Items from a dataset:
★ ★ ★ ★ ★

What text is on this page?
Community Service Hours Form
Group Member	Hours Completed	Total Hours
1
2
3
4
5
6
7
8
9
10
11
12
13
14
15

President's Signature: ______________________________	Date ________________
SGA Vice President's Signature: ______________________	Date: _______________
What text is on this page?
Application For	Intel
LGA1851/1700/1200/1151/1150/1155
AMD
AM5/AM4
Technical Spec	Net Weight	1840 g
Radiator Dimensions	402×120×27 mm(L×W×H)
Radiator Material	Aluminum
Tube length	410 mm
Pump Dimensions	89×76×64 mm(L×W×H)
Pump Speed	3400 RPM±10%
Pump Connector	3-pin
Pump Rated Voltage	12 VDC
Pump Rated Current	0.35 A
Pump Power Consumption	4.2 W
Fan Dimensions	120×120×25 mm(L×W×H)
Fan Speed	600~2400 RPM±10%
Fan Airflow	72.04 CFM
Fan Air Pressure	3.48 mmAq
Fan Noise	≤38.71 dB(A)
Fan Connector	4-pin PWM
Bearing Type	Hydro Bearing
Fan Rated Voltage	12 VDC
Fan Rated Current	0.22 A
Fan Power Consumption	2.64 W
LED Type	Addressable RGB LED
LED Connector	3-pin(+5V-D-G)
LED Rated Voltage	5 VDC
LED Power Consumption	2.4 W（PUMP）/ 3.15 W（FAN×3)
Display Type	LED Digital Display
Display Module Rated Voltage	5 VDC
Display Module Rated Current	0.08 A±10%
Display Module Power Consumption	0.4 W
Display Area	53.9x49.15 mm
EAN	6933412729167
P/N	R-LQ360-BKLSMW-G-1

★ ★ ★ ★ ★

• CHALLENGE
Count each line above in which the string "Hours" appears, then state only the total.

• TASK RESULT
2